*Goal of the exercise*:
Write out every record in full, exactly as written, please.

*Record set*:

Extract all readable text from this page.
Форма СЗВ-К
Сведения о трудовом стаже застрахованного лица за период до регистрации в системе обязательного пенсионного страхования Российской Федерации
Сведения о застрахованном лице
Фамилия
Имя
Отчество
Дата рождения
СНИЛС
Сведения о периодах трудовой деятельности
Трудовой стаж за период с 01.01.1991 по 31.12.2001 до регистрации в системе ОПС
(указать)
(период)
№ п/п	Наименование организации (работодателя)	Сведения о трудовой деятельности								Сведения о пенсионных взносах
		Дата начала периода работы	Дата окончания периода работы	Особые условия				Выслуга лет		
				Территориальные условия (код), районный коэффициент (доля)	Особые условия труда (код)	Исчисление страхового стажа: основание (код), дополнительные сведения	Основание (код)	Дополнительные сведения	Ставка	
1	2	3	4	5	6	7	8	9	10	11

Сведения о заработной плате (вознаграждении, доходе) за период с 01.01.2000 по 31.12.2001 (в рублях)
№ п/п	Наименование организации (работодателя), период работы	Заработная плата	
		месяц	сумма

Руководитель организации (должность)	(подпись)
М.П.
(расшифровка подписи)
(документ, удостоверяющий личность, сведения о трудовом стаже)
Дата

*Solution to the exercise*:
Extract all readable text from this page.
Форма СЗВ-К
Сведения о трудовом стаже застрахованного лица за период до регистрации в системе обязательного пенсионного страхования Российской Федерации
Сведения о застрахованном лице
Фамилия
Имя
Отчество
Дата рождения
СНИЛС
Сведения о периодах трудовой деятельности
Трудовой стаж за период с 01.01.1991 по 31.12.2001 до регистрации в системе ОПС
(указать)
(период)
№ п/п	Наименование организации (работодателя)	Сведения о трудовой деятельности								Сведения о пенсионных взносах
		Дата начала периода работы	Дата окончания периода работы	Особые условия				Выслуга лет		
				Территориальные условия (код), районный коэффициент (доля)	Особые условия труда (код)	Исчисление страхового стажа: основание (код), дополнительные сведения	Основание (код)	Дополнительные сведения	Ставка	
1	2	3	4	5	6	7	8	9	10	11

Сведения о заработной плате (вознаграждении, доходе) за период с 01.01.2000 по 31.12.2001 (в рублях)
№ п/п	Наименование организации (работодателя), период работы	Заработная плата	
		месяц	сумма

Руководитель организации (должность)	(подпись)
М.П.
(расшифровка подписи)
(документ, удостоверяющий личность, сведения о трудовом стаже)
Дата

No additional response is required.